What the task requires:
Pull out every line of the listing below where "recents" appears.

Data excerpts:
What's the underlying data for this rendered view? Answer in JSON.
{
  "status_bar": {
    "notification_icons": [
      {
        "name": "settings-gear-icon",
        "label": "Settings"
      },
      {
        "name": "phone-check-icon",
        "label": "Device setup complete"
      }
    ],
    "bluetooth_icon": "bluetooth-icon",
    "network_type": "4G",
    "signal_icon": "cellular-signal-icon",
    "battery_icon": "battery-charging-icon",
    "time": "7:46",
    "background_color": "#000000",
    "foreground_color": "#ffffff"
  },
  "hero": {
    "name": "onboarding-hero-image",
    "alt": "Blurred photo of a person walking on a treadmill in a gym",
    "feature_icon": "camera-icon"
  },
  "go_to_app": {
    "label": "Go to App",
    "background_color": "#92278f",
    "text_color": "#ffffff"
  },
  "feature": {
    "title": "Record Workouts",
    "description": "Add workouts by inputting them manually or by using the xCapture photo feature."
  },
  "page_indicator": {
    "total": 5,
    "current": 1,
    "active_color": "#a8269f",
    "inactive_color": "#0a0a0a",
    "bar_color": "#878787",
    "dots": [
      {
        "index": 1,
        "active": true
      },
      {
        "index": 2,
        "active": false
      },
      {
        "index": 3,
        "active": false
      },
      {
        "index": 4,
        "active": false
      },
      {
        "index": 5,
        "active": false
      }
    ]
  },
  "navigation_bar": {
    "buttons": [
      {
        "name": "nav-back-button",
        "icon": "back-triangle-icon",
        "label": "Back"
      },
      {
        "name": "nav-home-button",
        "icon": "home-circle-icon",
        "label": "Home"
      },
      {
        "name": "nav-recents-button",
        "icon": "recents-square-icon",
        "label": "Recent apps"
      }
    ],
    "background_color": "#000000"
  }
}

Task solution:
        "name": "nav-recents-button",
        "icon": "recents-square-icon",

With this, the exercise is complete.